Source records
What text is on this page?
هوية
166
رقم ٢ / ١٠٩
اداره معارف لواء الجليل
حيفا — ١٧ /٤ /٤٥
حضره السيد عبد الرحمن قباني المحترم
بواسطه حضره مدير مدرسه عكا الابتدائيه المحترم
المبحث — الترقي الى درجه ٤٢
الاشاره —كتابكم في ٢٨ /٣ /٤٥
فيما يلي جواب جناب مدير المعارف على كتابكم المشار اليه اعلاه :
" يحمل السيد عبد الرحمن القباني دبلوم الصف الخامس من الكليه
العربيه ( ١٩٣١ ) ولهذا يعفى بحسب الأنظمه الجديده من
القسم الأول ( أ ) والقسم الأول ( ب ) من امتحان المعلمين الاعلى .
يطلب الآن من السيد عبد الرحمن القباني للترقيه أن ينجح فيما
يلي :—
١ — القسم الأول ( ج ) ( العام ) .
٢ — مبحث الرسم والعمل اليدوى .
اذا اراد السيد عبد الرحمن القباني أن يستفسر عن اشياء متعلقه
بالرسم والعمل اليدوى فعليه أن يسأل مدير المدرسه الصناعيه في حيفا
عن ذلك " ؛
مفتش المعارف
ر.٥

- _STATED TASK_
Retype all the material above precisely, with no line left out.

- _ANSWER TO THE TASK_
What text is on this page?
هوية
166
رقم ٢ / ١٠٩
اداره معارف لواء الجليل
حيفا — ١٧ /٤ /٤٥
حضره السيد عبد الرحمن قباني المحترم
بواسطه حضره مدير مدرسه عكا الابتدائيه المحترم
المبحث — الترقي الى درجه ٤٢
الاشاره —كتابكم في ٢٨ /٣ /٤٥
فيما يلي جواب جناب مدير المعارف على كتابكم المشار اليه اعلاه :
" يحمل السيد عبد الرحمن القباني دبلوم الصف الخامس من الكليه
العربيه ( ١٩٣١ ) ولهذا يعفى بحسب الأنظمه الجديده من
القسم الأول ( أ ) والقسم الأول ( ب ) من امتحان المعلمين الاعلى .
يطلب الآن من السيد عبد الرحمن القباني للترقيه أن ينجح فيما
يلي :—
١ — القسم الأول ( ج ) ( العام ) .
٢ — مبحث الرسم والعمل اليدوى .
اذا اراد السيد عبد الرحمن القباني أن يستفسر عن اشياء متعلقه
بالرسم والعمل اليدوى فعليه أن يسأل مدير المدرسه الصناعيه في حيفا
عن ذلك " ؛
مفتش المعارف
ر.٥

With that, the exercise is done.